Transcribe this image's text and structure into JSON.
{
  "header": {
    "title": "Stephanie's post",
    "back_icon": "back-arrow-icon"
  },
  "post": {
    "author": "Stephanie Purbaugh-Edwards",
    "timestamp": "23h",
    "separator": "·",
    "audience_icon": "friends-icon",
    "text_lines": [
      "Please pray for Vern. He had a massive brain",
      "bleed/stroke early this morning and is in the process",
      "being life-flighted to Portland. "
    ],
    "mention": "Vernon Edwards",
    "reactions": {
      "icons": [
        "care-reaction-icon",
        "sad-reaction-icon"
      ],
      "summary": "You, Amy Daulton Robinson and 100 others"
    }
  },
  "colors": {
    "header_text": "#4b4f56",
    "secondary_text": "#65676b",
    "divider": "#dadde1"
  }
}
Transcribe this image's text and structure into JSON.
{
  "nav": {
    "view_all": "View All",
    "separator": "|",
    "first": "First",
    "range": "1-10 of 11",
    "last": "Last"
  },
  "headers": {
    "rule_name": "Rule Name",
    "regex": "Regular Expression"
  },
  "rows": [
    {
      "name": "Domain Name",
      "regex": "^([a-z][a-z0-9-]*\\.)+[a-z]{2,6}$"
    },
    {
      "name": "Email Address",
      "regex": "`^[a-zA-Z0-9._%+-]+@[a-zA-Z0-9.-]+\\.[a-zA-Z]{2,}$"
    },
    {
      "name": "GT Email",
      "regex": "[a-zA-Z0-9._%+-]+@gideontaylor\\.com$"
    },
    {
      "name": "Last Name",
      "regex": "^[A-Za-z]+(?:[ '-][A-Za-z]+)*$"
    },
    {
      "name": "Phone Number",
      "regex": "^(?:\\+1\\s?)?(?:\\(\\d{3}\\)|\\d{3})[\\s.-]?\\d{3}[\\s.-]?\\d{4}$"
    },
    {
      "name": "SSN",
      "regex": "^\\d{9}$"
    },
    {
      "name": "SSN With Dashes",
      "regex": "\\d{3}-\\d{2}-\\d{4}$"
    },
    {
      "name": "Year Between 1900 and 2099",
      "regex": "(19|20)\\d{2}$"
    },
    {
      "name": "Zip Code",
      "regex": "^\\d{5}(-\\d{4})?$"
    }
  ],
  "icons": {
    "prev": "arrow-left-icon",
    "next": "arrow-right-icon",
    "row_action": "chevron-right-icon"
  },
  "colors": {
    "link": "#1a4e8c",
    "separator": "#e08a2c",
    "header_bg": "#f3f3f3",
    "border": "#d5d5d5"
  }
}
--
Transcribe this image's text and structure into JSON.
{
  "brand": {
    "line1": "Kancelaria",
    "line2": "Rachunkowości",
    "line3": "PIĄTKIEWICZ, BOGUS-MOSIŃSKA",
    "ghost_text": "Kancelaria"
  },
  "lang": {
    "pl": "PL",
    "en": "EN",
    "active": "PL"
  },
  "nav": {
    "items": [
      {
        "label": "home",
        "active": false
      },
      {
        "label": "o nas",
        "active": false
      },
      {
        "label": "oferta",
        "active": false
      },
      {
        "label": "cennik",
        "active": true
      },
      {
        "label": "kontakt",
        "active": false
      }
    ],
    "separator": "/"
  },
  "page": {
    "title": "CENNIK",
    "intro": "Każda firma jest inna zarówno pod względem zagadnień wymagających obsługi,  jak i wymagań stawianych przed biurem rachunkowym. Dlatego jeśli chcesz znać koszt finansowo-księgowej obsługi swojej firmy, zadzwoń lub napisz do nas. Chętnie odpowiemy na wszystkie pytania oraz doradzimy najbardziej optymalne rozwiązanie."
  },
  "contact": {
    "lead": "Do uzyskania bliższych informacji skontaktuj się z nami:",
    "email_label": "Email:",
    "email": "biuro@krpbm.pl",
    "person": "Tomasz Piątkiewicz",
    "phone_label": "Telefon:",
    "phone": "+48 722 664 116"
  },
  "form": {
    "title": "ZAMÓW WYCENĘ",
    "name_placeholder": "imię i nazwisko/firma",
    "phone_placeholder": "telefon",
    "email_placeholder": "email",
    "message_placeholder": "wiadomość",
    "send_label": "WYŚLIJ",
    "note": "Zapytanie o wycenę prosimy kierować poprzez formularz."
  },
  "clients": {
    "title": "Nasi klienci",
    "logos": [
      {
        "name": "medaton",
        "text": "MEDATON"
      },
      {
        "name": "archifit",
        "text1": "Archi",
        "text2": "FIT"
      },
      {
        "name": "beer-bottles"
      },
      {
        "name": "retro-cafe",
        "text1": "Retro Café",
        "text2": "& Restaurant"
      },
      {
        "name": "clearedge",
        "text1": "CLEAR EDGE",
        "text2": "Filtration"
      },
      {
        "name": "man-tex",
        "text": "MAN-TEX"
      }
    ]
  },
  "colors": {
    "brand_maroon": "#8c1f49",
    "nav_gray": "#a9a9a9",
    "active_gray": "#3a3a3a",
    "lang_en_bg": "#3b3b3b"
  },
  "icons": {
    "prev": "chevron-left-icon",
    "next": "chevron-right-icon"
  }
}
--
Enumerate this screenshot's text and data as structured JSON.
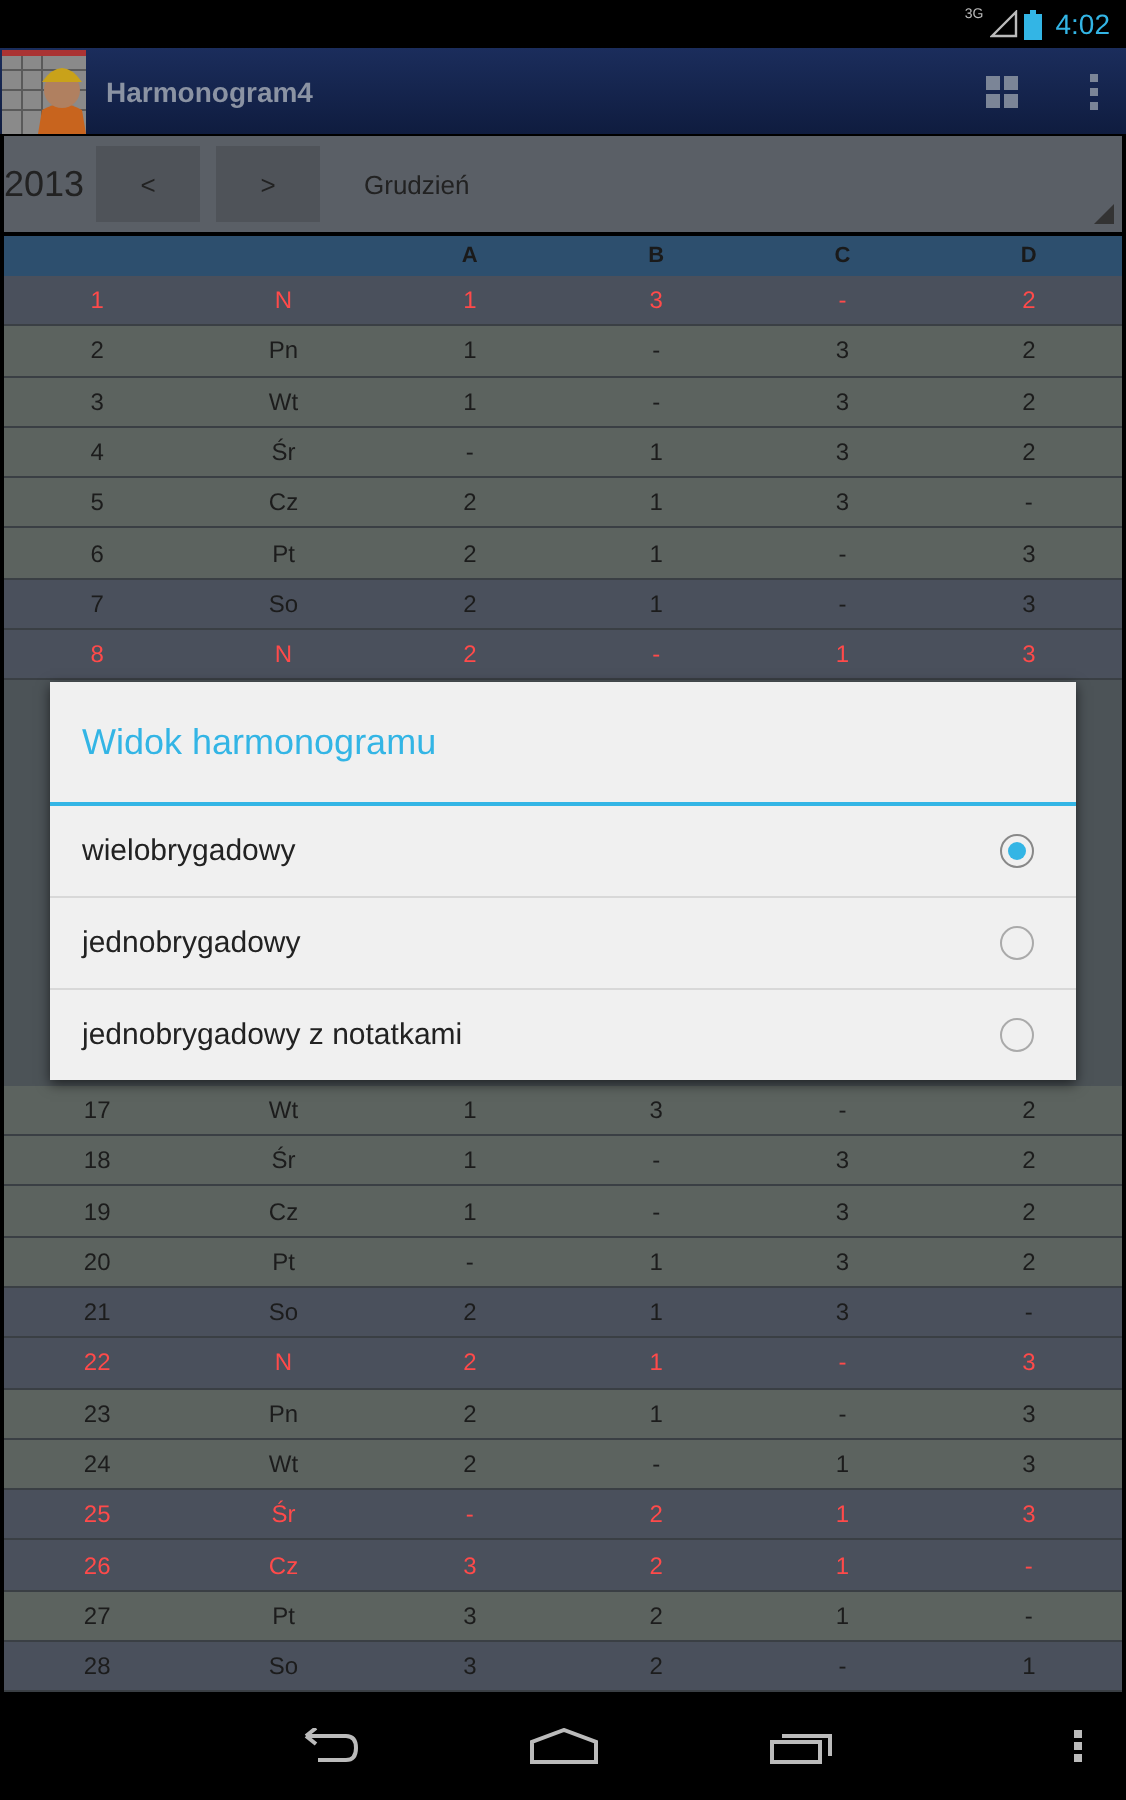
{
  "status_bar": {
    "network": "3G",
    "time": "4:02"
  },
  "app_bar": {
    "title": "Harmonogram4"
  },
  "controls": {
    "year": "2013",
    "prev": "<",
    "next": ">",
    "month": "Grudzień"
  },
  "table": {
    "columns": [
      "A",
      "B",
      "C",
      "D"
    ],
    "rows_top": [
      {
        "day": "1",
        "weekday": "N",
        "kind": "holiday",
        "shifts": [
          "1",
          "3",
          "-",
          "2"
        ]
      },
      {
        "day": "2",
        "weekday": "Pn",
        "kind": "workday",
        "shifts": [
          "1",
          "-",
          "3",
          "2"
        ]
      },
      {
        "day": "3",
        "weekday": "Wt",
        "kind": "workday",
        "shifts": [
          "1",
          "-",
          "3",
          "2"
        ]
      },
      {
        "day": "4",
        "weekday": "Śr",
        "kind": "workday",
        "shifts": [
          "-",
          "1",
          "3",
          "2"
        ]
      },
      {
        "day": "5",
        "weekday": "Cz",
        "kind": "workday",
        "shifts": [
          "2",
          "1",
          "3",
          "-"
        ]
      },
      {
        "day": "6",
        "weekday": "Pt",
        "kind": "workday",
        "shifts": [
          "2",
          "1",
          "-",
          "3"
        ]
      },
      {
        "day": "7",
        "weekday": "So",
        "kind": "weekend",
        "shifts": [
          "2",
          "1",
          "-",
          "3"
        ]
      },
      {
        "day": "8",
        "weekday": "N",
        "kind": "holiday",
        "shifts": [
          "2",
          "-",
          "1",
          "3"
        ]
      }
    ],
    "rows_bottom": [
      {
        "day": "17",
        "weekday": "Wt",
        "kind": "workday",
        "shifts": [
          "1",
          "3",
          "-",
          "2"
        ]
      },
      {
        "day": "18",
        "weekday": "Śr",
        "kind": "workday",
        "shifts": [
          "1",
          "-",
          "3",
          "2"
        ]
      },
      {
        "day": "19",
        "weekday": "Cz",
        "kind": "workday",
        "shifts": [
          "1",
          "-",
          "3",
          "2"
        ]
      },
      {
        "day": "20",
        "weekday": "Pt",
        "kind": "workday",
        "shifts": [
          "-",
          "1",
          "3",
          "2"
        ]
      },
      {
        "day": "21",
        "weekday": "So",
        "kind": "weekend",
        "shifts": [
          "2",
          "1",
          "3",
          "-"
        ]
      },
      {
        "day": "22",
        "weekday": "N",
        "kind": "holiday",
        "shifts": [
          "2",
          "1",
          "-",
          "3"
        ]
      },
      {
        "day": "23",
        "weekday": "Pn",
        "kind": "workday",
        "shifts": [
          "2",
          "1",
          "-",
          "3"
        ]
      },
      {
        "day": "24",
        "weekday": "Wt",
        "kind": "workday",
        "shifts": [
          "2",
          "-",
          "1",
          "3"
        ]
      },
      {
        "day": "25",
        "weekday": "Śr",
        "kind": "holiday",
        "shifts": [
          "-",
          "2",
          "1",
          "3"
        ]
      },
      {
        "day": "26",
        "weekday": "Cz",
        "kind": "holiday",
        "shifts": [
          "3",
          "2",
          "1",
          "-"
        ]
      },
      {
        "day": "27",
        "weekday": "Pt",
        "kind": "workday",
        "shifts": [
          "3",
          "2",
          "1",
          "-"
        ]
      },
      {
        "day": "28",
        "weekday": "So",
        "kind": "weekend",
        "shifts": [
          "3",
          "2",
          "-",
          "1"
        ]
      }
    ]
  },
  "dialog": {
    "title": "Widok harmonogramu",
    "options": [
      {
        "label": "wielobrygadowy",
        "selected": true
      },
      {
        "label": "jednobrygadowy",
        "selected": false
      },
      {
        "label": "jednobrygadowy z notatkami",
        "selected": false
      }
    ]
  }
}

EXERCISE BRIEF >> Wherever "right" shows up in a line, copy that line.

IN RESPONSE >>
    "next": "arrow-right-icon",
    "row_action": "chevron-right-icon"
    "next": "chevron-right-icon"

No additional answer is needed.